The task:
Return only the number of lines in the entries below that hold the word "Dept".

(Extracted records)
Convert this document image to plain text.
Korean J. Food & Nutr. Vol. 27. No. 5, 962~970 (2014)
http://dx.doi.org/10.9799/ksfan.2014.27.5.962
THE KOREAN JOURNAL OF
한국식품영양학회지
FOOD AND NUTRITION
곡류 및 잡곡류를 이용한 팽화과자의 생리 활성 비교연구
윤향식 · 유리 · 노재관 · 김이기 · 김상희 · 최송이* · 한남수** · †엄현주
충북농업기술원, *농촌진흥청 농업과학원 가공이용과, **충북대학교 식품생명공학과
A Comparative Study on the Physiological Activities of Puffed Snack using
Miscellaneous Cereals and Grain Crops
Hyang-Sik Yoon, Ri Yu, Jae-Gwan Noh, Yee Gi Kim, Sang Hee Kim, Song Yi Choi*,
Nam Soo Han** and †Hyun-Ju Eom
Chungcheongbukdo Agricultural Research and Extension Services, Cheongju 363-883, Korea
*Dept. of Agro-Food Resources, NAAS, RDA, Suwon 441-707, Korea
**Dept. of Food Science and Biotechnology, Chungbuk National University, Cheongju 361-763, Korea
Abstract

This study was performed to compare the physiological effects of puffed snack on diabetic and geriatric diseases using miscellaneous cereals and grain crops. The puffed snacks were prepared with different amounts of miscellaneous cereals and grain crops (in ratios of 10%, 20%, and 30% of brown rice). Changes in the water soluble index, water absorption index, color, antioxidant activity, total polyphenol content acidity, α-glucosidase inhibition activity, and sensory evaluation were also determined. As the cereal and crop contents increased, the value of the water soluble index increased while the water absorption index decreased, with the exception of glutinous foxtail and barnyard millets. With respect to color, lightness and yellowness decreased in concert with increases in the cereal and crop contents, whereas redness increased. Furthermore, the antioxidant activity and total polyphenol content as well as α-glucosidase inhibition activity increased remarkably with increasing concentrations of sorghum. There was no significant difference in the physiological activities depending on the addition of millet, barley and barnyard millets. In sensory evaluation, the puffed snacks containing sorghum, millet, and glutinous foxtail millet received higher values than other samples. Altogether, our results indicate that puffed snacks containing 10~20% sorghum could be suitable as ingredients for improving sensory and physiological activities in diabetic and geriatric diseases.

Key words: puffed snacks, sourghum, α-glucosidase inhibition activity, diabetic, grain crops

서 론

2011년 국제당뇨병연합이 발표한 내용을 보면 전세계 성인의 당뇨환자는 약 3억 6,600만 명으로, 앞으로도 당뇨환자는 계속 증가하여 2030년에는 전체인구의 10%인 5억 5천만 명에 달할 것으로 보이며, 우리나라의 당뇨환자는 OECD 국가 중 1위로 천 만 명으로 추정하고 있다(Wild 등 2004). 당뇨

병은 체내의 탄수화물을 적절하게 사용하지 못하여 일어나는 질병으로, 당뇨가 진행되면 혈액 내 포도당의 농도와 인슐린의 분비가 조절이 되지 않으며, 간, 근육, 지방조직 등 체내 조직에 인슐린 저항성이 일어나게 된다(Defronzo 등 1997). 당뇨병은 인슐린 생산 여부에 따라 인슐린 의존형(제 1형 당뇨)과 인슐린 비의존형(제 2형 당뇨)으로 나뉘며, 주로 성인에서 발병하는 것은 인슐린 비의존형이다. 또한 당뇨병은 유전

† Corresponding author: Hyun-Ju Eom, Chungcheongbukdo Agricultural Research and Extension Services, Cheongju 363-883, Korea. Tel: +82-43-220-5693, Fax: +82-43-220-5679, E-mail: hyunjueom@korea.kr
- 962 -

Response below:
2